Reading passage

>>

(*****) CONTRACTN° MP 3671 DATED APRIL 18th, 2005

EX-10.20 27 dex1020.htm PHOSPHORIC ACID CONTRACT Phosphoric Acid Contract

Exhibit 10.20

 

CONFIDENTIAL TREATMENT REQUESTED UNDER

C.F.R. SECTIONS 200.80(b)(4), 200.83 AND 230.406.

 

**** INDICATES OMITTED MATERIAL THAT IS THE

SUBJECT OF A CONFIDENTIAL TREATMENT REQUEST

FILED SEPARATELY WITH THE COMMISSION.

 

THE OMITTED MATERIAL HAS BEEN FILED

SEPARATELY WITH THE COMMISSION.

 

 

  

 

(*****) CONTRACT N° MP 3671

 

DATED APRIL 18th, 2005

 

DELIVERY PERIOD    :    from April 1st to December 31st, 2005.
BUYER    :   

INNOPHOS FOSFATADOS DE MEXICO, S DE R.L. DE CV. (INNOPHOS FM)

Domicilio Conocido S/N Complejo Industrial Pajaritos Carretera a Villahermosa KM.5 Coatzacoalcos;

Veracruz. C.P.96380

          MEXICO

 


  

 

(*****) CONTRACT N° MP 3671

DATED APRIL 18th, 2005

 

PHOSPHORIC ACID CONTRACT

(*****)

 

Between the undersigned:

 

MAROC PHOSPHORE SA (MP)

2, Rue Al Abtal – Hay Erraha – CASABLANCA

MOROCCO

 

represented by its President Director General

Mr. Mourad CHERIF

 

hereinafter called “the Seller”

 

on the one part,

 

and:

 

INNOPHOS FOSFATADOS DE MEXICO, S DE R.L. DE CV. (INNOPHOS FM)

<<

Task a
In the records, copy every line from the one containing "footer-facebook-button[interactable] (123, 2141, 169, 2187)" through the one containing "top-email-text: info@company.com (144, 12, 259, 28)", keeping each line unchanged.
The records have no connection to the phosphoric acid contract.

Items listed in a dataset
>>

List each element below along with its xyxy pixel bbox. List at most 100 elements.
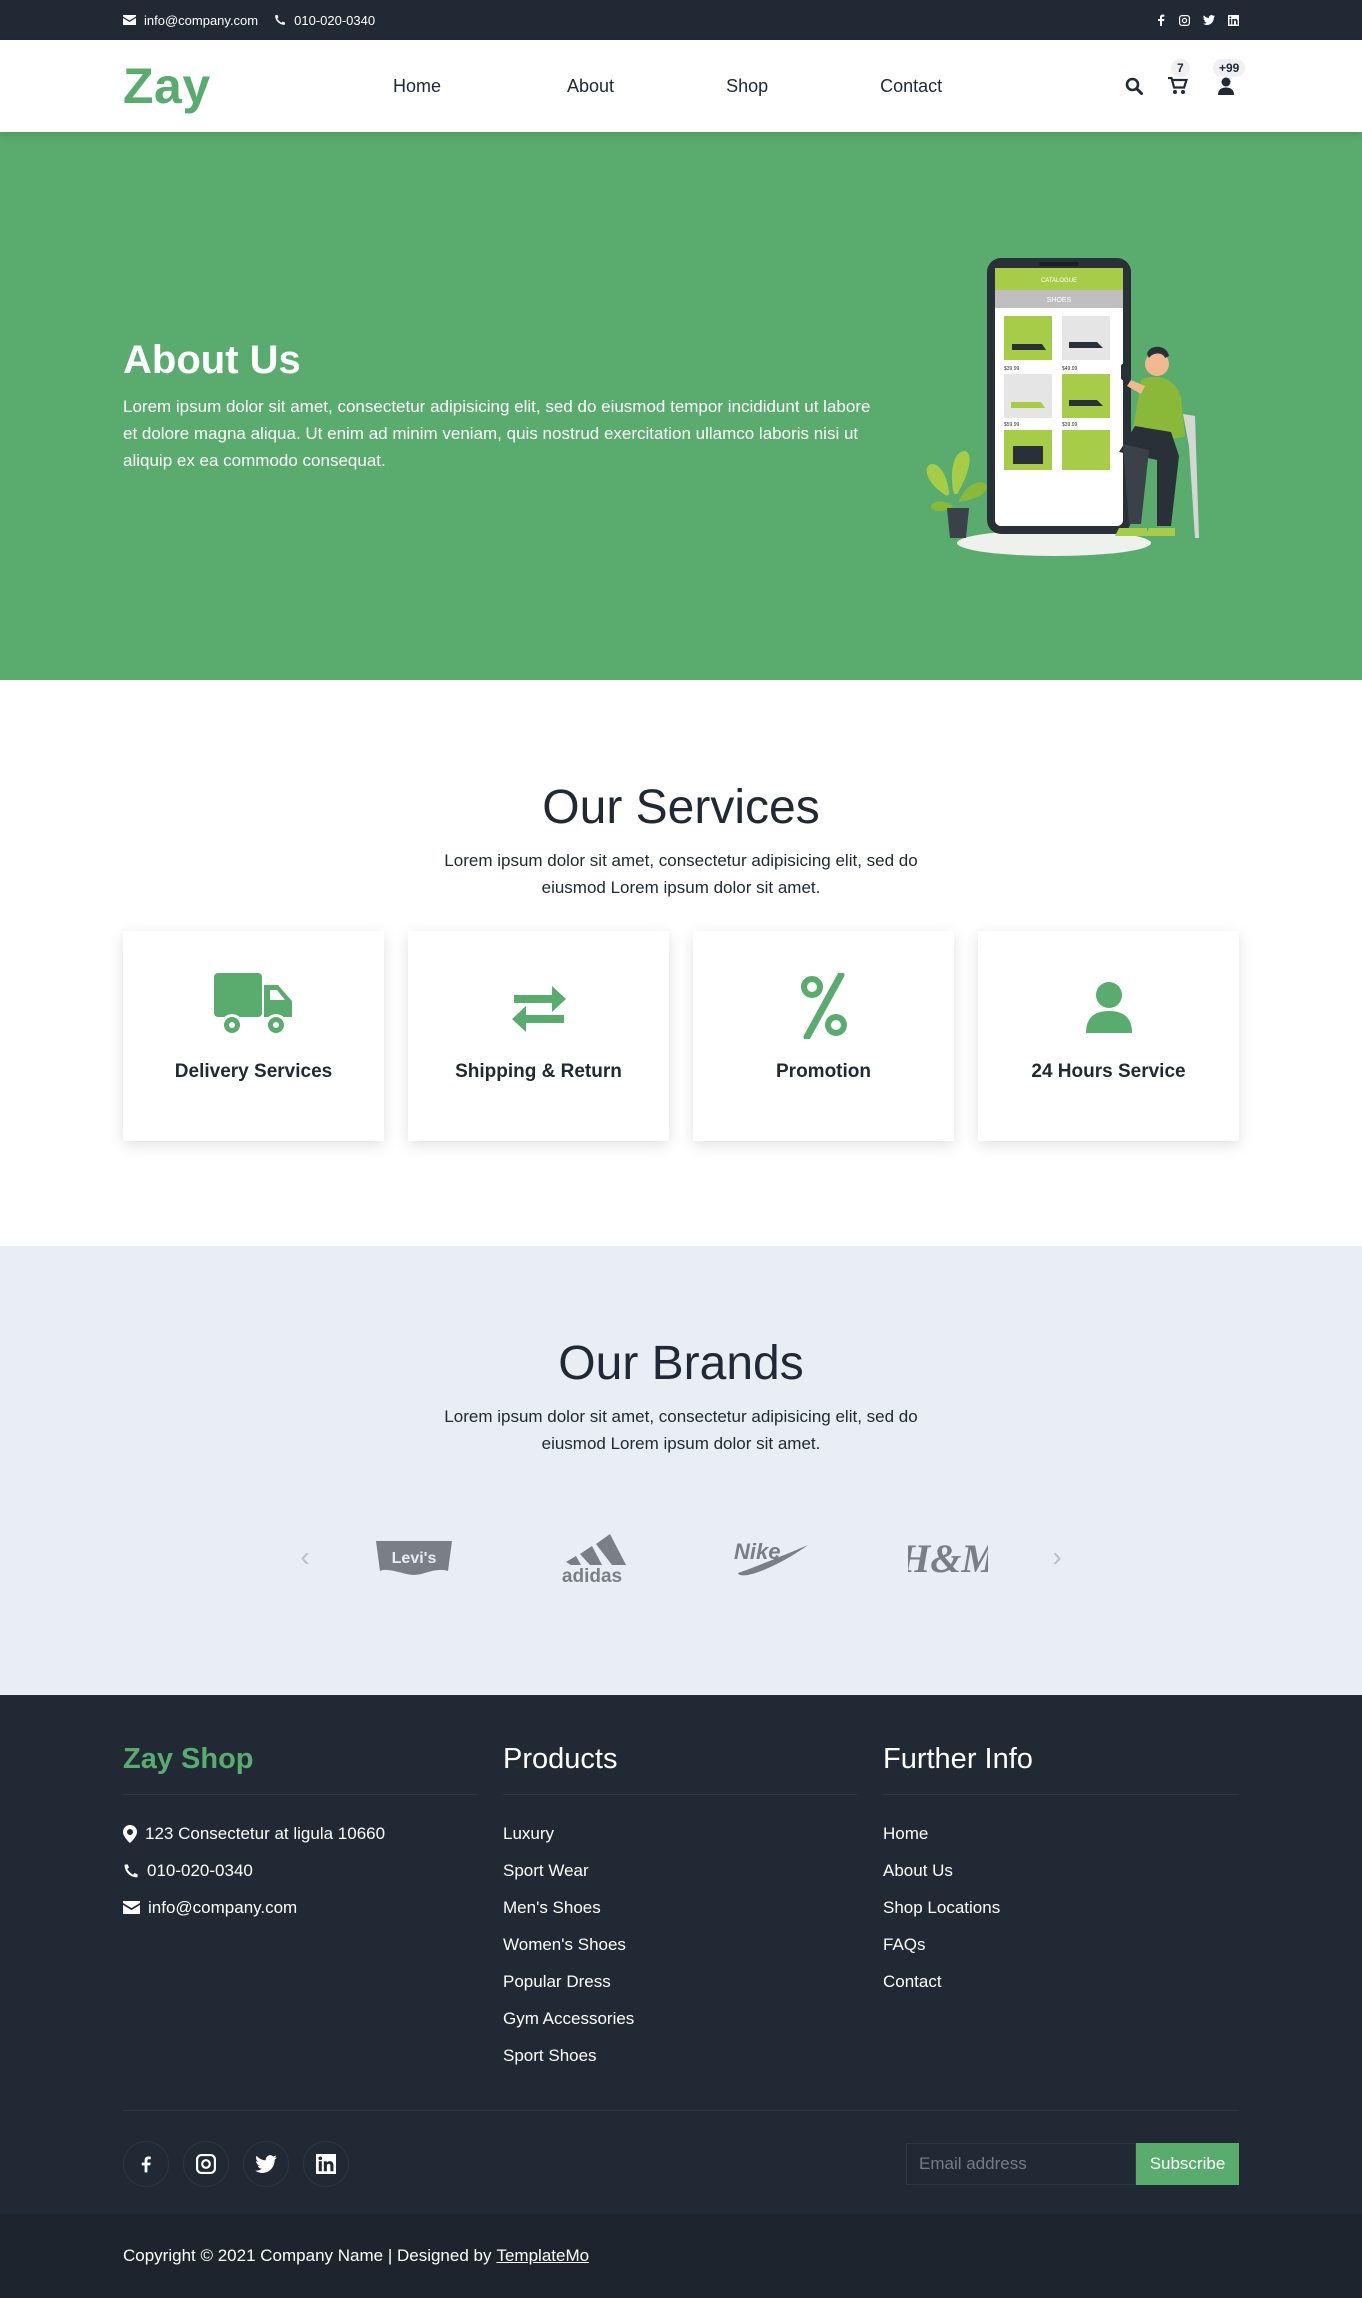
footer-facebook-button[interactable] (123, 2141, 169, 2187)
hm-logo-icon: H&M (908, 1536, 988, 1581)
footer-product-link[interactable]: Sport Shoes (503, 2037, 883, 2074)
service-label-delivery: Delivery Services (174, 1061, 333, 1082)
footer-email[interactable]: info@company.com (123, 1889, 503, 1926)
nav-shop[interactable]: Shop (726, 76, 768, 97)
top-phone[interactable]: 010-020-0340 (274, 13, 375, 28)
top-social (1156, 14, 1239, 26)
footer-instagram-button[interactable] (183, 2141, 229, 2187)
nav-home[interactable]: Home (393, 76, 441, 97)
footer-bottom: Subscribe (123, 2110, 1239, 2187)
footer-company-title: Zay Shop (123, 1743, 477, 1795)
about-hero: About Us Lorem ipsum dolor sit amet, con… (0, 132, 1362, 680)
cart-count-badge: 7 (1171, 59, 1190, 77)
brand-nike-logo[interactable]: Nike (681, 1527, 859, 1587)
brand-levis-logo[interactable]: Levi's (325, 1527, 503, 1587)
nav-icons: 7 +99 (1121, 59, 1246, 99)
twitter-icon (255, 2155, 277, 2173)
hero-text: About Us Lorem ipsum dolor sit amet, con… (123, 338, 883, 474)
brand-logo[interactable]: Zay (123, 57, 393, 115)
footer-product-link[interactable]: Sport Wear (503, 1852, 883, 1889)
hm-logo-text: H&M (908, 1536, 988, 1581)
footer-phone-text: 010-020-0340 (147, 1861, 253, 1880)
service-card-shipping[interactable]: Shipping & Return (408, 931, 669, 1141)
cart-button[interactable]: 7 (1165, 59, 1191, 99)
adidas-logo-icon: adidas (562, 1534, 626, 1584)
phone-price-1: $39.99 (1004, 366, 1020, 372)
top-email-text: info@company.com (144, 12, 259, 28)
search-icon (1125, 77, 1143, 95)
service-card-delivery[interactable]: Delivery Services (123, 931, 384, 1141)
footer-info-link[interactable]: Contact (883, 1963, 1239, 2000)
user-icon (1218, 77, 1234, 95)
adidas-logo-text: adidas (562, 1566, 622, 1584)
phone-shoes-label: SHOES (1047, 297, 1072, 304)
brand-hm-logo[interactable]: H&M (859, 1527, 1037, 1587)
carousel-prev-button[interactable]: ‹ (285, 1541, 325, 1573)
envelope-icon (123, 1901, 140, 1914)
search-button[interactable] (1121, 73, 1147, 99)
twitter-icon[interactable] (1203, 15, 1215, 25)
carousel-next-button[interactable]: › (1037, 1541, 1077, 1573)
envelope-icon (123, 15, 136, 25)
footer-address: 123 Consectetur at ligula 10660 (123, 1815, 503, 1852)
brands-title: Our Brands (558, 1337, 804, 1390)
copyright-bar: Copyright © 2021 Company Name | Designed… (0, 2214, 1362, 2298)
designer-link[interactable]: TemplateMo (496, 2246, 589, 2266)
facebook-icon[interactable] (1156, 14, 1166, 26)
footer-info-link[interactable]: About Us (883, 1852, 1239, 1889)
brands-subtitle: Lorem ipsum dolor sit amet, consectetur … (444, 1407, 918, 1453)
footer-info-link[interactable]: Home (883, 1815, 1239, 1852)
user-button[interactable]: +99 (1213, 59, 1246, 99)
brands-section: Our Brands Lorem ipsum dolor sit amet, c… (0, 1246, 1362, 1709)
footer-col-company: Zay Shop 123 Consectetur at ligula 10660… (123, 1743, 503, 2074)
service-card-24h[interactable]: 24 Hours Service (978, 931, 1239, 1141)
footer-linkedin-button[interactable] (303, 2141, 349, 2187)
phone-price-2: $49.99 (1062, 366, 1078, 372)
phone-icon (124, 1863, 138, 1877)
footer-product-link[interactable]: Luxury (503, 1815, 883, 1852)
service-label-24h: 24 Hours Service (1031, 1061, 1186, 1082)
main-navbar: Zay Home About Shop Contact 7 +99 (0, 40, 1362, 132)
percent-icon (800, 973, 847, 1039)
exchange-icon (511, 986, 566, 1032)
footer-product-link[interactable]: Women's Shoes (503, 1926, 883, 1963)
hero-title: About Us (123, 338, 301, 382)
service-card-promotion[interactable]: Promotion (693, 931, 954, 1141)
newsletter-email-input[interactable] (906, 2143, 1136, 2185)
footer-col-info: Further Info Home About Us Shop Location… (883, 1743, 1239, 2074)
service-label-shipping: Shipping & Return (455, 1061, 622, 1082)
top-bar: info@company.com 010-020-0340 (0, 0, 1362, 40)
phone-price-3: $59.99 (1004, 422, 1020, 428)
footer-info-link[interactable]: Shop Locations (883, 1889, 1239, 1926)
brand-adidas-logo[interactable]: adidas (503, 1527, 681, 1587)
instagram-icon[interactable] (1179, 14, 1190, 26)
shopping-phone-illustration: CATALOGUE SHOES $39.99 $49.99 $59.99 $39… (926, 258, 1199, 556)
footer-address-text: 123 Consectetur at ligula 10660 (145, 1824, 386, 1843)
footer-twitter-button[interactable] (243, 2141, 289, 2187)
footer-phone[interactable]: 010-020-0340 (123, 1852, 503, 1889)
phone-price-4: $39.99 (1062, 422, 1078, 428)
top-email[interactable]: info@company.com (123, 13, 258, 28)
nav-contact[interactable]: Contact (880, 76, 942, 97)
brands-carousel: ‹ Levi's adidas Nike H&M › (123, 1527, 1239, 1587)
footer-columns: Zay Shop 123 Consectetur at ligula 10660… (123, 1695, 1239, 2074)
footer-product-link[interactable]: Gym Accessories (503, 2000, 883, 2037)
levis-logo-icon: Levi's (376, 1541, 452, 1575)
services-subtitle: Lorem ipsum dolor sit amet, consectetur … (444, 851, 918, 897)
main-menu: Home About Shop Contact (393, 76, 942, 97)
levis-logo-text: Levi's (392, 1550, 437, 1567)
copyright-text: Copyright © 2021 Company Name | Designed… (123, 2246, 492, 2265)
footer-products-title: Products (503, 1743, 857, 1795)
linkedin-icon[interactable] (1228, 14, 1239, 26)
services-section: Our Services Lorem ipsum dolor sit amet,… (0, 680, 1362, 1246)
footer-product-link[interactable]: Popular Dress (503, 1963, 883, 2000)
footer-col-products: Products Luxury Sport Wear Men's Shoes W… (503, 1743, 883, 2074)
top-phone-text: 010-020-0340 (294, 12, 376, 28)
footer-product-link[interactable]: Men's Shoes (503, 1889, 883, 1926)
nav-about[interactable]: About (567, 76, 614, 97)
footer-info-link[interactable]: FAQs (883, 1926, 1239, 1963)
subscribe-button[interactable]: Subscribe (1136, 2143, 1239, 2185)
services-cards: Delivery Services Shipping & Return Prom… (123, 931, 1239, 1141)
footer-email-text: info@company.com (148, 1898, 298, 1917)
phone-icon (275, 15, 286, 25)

<<

Task b
What delivery period does the phosphoric acid contract state?

Exercise solution a
footer-facebook-button[interactable] (123, 2141, 169, 2187)
hm-logo-icon: H&M (908, 1536, 988, 1581)
footer-product-link[interactable]: Sport Shoes (503, 2037, 883, 2074)
service-label-delivery: Delivery Services (174, 1061, 333, 1082)
footer-email[interactable]: info@company.com (123, 1889, 503, 1926)
nav-shop[interactable]: Shop (726, 76, 768, 97)
top-phone[interactable]: 010-020-0340 (274, 13, 375, 28)
top-social (1156, 14, 1239, 26)
footer-instagram-button[interactable] (183, 2141, 229, 2187)
nav-home[interactable]: Home (393, 76, 441, 97)
footer-bottom: Subscribe (123, 2110, 1239, 2187)
footer-company-title: Zay Shop (123, 1743, 477, 1795)
about-hero: About Us Lorem ipsum dolor sit amet, con… (0, 132, 1362, 680)
cart-count-badge: 7 (1171, 59, 1190, 77)
brand-nike-logo[interactable]: Nike (681, 1527, 859, 1587)
brand-levis-logo[interactable]: Levi's (325, 1527, 503, 1587)
nav-icons: 7 +99 (1121, 59, 1246, 99)
twitter-icon (255, 2155, 277, 2173)
hero-text: About Us Lorem ipsum dolor sit amet, con… (123, 338, 883, 474)
brand-logo[interactable]: Zay (123, 57, 393, 115)
footer-product-link[interactable]: Sport Wear (503, 1852, 883, 1889)
hm-logo-text: H&M (908, 1536, 988, 1581)
footer-phone-text: 010-020-0340 (147, 1861, 253, 1880)
service-card-shipping[interactable]: Shipping & Return (408, 931, 669, 1141)
cart-button[interactable]: 7 (1165, 59, 1191, 99)
adidas-logo-icon: adidas (562, 1534, 626, 1584)
phone-price-1: $39.99 (1004, 366, 1020, 372)
top-email-text: info@company.com (144, 12, 259, 28)

Exercise solution b
From April 1st to December 31st, 2005.